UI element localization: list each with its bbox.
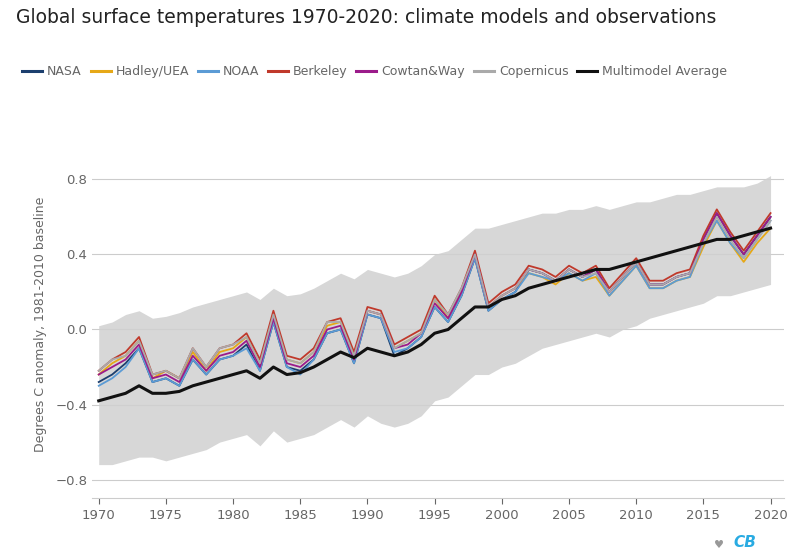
Text: Global surface temperatures 1970-2020: climate models and observations: Global surface temperatures 1970-2020: c… [16,8,716,27]
Legend: NASA, Hadley/UEA, NOAA, Berkeley, Cowtan&Way, Copernicus, Multimodel Average: NASA, Hadley/UEA, NOAA, Berkeley, Cowtan… [22,65,727,78]
Text: ♥: ♥ [714,540,724,550]
Y-axis label: Degrees C anomaly, 1981-2010 baseline: Degrees C anomaly, 1981-2010 baseline [34,197,47,452]
Text: CB: CB [733,535,756,550]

┄┄┄┄┄┄┄┄┄┄┄┄┄┄┄┄┄┄┄┄

Task requirements: Copy every line of the records above word for word, but leave the picture out of your answer.

Answer to the problem:
UI element localization: list each with its bbox.
Text: Global surface temperatures 1970-2020: climate models and observations: Global surface temperatures 1970-2020: c… [16,8,716,27]
Legend: NASA, Hadley/UEA, NOAA, Berkeley, Cowtan&Way, Copernicus, Multimodel Average: NASA, Hadley/UEA, NOAA, Berkeley, Cowtan… [22,65,727,78]
Text: ♥: ♥ [714,540,724,550]
Y-axis label: Degrees C anomaly, 1981-2010 baseline: Degrees C anomaly, 1981-2010 baseline [34,197,47,452]
Text: CB: CB [733,535,756,550]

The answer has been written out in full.